Activity: Where "Khosla" occurs in a line of the entries below, copy that line.

----- Data -----

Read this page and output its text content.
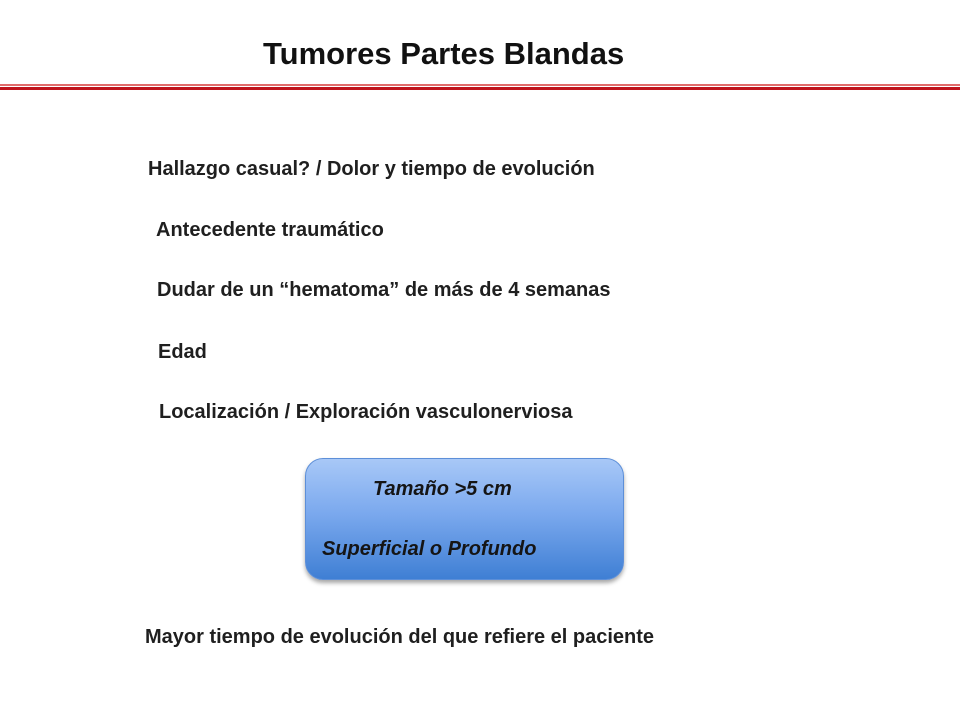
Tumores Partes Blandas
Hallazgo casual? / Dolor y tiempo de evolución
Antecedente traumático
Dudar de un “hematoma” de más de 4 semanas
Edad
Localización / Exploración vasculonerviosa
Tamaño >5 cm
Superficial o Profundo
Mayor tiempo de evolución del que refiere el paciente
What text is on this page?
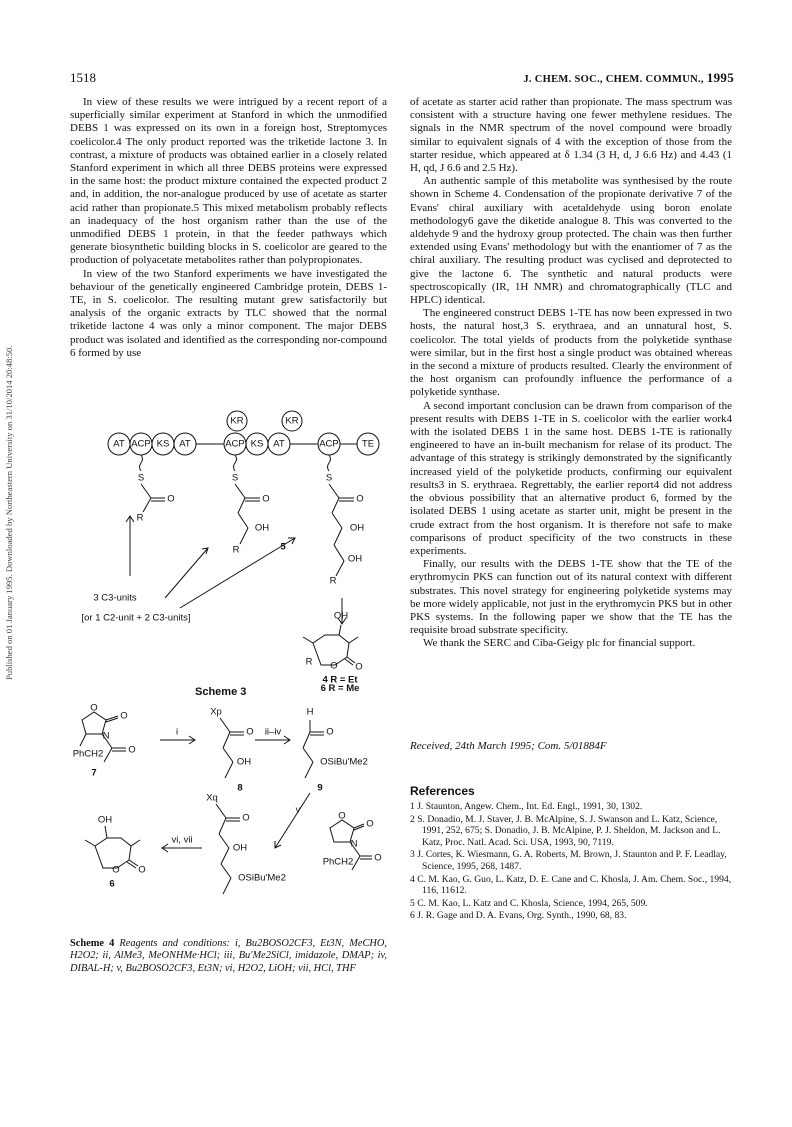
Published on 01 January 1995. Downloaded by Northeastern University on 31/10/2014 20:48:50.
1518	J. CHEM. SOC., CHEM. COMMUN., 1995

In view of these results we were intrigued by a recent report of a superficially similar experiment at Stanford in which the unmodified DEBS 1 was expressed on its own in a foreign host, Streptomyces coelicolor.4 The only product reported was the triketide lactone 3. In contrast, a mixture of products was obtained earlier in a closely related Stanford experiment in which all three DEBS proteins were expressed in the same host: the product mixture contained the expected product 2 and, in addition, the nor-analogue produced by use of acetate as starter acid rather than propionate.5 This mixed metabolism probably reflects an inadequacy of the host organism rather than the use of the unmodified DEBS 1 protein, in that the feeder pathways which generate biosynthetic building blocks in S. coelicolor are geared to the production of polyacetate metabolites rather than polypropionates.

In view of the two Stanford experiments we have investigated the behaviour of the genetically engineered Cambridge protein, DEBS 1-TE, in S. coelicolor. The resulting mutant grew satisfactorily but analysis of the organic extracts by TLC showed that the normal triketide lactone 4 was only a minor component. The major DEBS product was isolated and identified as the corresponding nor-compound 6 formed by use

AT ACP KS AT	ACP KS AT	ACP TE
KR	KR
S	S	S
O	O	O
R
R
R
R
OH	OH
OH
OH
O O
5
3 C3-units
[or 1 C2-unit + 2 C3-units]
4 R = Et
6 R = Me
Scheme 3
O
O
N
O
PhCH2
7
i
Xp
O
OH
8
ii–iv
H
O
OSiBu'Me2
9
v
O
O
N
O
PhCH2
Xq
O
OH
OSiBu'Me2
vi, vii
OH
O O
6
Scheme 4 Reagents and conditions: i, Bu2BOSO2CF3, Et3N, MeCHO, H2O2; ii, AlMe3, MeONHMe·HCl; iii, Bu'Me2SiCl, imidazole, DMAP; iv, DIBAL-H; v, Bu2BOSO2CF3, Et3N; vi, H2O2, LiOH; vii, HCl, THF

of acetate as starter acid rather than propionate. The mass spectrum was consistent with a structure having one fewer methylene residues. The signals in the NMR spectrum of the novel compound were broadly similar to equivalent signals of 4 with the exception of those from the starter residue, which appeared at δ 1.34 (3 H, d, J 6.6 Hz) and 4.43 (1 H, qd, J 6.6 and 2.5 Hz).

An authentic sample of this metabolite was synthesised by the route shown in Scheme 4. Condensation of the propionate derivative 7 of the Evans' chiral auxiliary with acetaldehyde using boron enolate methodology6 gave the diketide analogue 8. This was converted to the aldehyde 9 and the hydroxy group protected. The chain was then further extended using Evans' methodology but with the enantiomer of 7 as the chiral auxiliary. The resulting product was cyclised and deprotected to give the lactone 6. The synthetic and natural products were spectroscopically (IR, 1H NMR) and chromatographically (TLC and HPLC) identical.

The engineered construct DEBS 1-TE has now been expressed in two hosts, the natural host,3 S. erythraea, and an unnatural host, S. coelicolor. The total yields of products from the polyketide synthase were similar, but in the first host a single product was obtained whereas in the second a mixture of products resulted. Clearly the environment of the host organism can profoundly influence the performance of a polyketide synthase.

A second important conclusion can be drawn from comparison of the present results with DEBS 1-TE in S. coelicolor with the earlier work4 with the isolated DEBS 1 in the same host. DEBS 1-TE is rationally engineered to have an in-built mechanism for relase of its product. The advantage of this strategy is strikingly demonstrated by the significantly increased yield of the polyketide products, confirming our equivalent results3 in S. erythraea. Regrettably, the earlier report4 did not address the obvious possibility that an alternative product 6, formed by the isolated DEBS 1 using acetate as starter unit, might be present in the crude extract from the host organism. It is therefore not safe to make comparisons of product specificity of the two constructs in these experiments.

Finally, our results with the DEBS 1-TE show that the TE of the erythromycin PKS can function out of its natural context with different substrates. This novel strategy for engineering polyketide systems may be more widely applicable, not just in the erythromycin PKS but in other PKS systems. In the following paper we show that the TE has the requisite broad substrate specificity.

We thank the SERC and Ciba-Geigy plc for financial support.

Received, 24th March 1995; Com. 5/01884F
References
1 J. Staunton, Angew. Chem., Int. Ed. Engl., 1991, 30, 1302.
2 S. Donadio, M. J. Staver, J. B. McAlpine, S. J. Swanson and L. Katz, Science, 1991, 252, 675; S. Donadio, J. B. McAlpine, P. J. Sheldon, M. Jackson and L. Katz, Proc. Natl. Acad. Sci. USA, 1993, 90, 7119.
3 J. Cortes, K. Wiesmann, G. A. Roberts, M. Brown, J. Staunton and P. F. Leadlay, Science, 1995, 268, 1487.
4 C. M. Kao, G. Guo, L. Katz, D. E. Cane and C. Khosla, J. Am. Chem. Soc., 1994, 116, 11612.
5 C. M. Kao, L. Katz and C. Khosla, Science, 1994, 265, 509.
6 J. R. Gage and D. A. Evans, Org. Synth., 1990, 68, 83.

-----

Result of this exercise:
4 C. M. Kao, G. Guo, L. Katz, D. E. Cane and C. Khosla, J. Am. Chem. Soc., 1994, 116, 11612.
5 C. M. Kao, L. Katz and C. Khosla, Science, 1994, 265, 509.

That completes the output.